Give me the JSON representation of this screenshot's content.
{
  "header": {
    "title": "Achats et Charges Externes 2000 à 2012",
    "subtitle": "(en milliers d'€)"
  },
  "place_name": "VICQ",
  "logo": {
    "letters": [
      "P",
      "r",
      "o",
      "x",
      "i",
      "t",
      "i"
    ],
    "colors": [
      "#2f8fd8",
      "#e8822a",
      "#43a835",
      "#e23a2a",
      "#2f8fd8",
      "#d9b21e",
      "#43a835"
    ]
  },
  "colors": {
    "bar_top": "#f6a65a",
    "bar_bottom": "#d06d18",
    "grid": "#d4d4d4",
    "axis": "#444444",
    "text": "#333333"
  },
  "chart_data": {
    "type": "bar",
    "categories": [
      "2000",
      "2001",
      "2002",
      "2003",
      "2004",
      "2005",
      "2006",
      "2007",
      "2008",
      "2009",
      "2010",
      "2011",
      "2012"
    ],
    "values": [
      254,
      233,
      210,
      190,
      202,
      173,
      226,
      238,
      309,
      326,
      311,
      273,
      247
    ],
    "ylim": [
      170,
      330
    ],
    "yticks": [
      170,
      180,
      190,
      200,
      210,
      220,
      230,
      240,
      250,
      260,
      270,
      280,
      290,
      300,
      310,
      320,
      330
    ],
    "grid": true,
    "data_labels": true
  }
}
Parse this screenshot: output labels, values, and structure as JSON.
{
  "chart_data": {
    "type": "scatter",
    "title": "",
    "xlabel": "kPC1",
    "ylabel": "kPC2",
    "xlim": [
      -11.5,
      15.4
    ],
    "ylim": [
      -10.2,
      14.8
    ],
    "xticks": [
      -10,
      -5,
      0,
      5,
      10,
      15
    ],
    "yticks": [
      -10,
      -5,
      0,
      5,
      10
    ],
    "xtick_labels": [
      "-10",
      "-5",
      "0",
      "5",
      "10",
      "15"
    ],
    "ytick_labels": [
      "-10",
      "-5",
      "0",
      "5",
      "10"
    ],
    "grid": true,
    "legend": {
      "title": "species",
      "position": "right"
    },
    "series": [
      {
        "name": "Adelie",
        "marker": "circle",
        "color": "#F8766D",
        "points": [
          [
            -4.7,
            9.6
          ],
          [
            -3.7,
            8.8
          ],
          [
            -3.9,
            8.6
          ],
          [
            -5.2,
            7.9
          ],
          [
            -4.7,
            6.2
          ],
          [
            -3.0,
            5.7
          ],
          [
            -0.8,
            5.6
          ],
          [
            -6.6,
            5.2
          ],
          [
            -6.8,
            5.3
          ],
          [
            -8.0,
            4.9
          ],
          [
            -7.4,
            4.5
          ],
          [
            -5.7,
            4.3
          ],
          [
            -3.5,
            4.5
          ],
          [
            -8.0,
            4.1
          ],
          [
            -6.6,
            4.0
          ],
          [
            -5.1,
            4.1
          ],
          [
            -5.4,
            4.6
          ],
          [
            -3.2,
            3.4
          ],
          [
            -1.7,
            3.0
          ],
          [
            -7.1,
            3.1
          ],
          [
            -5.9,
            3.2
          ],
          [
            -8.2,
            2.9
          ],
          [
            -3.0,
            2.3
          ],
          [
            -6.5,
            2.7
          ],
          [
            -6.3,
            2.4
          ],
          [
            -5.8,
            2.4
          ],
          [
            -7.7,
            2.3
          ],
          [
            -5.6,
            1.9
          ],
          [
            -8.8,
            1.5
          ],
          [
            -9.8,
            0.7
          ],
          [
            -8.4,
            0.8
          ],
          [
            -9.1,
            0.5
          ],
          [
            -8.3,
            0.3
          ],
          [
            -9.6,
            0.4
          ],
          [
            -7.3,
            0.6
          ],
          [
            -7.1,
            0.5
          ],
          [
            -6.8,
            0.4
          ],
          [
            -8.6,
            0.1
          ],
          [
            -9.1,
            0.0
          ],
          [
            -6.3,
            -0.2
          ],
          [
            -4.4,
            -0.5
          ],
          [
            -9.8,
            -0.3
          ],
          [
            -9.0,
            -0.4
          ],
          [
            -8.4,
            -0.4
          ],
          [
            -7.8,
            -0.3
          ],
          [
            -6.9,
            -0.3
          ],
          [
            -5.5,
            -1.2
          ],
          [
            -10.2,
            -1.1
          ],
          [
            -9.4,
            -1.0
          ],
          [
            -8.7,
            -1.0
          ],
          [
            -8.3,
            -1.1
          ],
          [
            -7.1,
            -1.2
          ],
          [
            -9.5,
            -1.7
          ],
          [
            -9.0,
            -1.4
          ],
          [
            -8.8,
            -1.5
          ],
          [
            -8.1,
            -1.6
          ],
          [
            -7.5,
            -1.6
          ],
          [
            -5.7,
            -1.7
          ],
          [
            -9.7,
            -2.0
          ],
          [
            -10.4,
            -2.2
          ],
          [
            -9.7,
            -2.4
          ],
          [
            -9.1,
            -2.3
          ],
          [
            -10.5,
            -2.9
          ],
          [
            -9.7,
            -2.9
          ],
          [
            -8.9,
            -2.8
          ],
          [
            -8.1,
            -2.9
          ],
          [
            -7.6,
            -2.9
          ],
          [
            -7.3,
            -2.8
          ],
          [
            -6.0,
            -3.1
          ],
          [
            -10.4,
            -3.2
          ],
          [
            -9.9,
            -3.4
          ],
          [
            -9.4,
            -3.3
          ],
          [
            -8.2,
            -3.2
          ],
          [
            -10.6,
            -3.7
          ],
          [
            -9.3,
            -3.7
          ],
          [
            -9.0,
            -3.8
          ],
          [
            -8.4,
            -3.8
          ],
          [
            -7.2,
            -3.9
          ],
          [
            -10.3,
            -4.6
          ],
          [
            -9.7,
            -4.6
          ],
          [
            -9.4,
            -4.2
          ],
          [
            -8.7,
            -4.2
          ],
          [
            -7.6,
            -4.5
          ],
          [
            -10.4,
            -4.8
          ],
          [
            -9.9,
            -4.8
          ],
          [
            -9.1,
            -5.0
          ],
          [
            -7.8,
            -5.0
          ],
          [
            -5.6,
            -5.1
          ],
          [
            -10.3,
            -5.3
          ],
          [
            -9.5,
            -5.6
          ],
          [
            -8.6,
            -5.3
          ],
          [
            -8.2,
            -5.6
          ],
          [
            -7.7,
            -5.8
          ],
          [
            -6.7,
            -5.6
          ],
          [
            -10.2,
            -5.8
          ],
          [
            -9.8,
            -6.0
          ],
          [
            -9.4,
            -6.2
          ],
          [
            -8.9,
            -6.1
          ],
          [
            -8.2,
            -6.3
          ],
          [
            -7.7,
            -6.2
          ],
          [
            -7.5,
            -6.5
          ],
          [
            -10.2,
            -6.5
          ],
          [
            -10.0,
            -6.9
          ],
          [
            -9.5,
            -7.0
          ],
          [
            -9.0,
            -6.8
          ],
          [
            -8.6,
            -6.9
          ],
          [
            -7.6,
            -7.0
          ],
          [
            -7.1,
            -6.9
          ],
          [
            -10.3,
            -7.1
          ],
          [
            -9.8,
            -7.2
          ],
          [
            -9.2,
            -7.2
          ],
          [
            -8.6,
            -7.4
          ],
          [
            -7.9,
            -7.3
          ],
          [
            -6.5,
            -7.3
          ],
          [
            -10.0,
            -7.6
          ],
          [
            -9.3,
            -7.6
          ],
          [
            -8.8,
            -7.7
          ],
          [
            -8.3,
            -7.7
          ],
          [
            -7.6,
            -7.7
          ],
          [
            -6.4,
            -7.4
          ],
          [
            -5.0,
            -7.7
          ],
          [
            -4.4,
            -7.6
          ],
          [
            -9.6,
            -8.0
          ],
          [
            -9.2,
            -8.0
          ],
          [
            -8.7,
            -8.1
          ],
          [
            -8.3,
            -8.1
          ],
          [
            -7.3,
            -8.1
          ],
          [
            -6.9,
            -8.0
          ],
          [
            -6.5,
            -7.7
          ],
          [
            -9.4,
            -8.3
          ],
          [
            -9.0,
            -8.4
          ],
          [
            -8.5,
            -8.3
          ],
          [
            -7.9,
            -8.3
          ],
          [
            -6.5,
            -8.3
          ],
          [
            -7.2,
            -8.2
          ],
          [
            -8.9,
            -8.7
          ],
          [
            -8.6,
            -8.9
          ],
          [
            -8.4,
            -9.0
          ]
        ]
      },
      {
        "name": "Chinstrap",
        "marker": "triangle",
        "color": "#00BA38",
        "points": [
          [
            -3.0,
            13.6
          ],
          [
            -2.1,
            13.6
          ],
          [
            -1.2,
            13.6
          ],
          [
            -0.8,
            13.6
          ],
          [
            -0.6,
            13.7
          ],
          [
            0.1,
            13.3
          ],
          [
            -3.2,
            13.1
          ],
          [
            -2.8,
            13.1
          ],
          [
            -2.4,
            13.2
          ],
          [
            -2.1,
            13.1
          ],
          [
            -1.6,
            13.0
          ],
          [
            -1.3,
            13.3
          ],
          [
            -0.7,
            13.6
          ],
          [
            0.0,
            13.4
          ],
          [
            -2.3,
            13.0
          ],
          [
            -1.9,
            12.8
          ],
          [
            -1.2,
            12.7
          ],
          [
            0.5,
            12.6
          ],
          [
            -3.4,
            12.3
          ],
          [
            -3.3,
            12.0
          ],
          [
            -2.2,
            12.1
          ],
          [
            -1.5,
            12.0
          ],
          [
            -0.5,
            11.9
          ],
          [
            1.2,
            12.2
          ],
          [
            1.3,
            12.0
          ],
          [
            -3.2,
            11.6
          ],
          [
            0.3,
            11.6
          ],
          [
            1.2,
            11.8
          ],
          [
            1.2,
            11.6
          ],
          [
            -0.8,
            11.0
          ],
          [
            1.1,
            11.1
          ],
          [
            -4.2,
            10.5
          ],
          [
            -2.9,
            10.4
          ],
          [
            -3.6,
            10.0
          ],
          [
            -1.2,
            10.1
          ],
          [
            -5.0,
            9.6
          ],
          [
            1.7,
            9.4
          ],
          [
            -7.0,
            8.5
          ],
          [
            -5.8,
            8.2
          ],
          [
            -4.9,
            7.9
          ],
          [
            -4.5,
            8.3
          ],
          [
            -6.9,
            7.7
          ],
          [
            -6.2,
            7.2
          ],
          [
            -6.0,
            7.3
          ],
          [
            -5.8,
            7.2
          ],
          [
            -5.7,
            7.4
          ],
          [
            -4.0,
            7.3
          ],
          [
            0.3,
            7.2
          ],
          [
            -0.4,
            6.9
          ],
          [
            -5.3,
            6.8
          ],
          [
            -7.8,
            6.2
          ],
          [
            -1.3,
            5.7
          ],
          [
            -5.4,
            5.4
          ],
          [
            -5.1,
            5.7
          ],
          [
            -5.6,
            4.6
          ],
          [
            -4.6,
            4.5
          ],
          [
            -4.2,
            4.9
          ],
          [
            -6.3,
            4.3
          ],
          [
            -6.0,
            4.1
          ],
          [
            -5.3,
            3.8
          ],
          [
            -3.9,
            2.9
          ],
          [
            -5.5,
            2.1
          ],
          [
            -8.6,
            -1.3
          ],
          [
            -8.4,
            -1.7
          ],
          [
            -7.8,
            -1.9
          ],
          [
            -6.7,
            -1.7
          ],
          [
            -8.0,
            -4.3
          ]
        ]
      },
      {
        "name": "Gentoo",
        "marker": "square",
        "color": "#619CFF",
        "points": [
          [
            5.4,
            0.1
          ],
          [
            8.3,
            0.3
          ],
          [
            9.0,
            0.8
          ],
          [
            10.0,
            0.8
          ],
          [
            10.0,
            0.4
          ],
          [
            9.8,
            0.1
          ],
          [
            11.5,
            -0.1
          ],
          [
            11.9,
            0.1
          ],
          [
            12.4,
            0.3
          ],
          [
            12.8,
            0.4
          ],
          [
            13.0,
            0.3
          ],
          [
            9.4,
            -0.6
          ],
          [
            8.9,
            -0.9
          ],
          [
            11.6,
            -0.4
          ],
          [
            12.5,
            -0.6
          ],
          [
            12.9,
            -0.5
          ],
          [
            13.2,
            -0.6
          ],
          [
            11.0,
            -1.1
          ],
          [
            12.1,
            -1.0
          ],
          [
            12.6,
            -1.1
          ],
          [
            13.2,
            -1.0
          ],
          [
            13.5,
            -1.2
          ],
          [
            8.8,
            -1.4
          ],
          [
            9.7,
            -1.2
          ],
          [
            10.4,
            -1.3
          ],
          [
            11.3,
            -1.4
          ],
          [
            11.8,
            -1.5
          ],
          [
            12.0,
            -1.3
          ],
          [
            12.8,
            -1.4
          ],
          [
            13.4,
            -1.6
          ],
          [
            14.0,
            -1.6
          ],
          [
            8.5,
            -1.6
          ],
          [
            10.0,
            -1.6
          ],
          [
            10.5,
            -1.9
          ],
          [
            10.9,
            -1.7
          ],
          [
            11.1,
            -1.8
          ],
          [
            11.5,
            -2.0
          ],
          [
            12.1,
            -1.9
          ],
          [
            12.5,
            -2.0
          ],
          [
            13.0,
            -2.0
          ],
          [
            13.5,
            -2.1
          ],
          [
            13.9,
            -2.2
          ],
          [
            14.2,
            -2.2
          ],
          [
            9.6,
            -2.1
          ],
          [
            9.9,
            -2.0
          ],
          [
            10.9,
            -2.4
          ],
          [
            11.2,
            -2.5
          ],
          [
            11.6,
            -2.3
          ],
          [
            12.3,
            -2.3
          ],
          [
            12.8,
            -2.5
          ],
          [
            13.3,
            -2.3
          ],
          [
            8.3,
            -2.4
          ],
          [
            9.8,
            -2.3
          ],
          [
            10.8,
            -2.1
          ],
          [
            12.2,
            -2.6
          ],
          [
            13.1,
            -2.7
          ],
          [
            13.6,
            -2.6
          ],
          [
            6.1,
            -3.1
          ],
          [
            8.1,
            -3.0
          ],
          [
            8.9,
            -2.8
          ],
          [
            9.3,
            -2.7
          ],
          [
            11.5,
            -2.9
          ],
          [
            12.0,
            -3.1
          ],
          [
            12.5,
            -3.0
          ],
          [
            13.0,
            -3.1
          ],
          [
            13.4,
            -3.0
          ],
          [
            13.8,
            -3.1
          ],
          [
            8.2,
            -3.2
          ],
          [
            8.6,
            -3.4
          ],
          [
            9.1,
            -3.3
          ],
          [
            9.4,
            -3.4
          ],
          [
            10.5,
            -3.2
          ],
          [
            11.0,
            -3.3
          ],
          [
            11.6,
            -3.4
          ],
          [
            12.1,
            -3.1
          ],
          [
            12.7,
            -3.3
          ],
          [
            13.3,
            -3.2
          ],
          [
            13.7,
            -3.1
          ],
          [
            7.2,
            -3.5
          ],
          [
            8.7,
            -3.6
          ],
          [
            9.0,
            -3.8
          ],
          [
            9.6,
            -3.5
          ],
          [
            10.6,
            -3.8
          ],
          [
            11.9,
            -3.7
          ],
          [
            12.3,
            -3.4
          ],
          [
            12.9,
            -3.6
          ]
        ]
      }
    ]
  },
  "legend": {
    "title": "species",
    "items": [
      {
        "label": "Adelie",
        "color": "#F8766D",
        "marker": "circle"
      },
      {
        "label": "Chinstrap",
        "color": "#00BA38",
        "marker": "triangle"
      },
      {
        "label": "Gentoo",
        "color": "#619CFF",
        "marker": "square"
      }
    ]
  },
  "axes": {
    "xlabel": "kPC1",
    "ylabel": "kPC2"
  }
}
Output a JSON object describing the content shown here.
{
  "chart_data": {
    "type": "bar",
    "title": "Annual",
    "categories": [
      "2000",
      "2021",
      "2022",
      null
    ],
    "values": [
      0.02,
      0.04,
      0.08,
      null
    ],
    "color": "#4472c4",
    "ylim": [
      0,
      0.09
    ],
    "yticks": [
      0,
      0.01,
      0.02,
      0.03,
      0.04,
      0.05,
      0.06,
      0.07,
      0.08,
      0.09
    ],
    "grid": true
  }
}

####################

What to do: Exact repetition is required for the lines from the one that contains "Output a JSON" through the final line; leave out everything else.

Right answer:
Output a JSON object describing the content shown here.
{
  "chart_data": {
    "type": "bar",
    "title": "Annual",
    "categories": [
      "2000",
      "2021",
      "2022",
      null
    ],
    "values": [
      0.02,
      0.04,
      0.08,
      null
    ],
    "color": "#4472c4",
    "ylim": [
      0,
      0.09
    ],
    "yticks": [
      0,
      0.01,
      0.02,
      0.03,
      0.04,
      0.05,
      0.06,
      0.07,
      0.08,
      0.09
    ],
    "grid": true
  }
}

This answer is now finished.